Collected data
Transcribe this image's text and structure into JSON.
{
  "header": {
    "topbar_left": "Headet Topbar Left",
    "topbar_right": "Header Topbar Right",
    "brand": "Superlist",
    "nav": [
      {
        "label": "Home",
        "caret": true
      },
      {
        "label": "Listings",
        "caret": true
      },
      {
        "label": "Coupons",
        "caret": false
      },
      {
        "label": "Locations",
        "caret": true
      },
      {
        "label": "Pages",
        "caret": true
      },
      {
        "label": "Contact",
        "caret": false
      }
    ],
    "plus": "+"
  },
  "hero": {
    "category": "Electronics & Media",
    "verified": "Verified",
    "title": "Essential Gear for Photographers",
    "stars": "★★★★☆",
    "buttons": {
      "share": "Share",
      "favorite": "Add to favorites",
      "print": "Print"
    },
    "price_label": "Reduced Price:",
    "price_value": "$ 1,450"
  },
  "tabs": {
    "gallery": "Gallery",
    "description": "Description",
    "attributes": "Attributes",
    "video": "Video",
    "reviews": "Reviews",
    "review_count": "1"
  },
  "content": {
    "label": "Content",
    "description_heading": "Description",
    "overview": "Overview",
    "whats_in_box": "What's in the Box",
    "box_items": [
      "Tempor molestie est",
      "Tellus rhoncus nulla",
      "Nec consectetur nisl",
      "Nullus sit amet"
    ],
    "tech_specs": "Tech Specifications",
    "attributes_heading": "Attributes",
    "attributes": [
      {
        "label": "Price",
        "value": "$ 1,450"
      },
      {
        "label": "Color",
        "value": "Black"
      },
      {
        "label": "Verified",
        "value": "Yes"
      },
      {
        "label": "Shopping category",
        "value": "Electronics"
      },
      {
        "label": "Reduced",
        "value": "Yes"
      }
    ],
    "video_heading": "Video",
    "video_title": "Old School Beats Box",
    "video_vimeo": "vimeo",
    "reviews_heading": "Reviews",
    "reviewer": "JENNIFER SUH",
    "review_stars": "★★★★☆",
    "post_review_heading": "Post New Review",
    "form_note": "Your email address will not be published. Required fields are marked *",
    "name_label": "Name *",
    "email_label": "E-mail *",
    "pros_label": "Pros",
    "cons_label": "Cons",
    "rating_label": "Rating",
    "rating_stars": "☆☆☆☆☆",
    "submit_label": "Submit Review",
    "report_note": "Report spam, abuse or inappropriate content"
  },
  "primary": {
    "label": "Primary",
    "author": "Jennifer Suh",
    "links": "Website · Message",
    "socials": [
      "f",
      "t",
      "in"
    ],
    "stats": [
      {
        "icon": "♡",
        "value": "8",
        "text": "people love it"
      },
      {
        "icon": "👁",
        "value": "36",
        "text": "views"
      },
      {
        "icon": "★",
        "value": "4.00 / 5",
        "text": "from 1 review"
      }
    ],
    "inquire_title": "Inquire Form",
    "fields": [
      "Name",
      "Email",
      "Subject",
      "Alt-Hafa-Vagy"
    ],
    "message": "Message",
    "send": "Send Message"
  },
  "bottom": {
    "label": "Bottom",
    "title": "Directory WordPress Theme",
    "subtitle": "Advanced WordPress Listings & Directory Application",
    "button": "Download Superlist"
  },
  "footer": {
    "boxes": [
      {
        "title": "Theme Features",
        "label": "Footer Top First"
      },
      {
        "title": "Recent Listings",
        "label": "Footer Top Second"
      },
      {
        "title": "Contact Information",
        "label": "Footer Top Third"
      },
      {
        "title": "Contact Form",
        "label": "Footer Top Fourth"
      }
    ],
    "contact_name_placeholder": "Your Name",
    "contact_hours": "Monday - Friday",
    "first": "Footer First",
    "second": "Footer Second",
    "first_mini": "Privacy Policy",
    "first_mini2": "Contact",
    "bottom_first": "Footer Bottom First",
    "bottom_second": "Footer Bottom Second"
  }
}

**What you have to do:** Every line containing the string "Description" must be listed.

**Solution to this problem:**
    "description": "Description",
    "description_heading": "Description",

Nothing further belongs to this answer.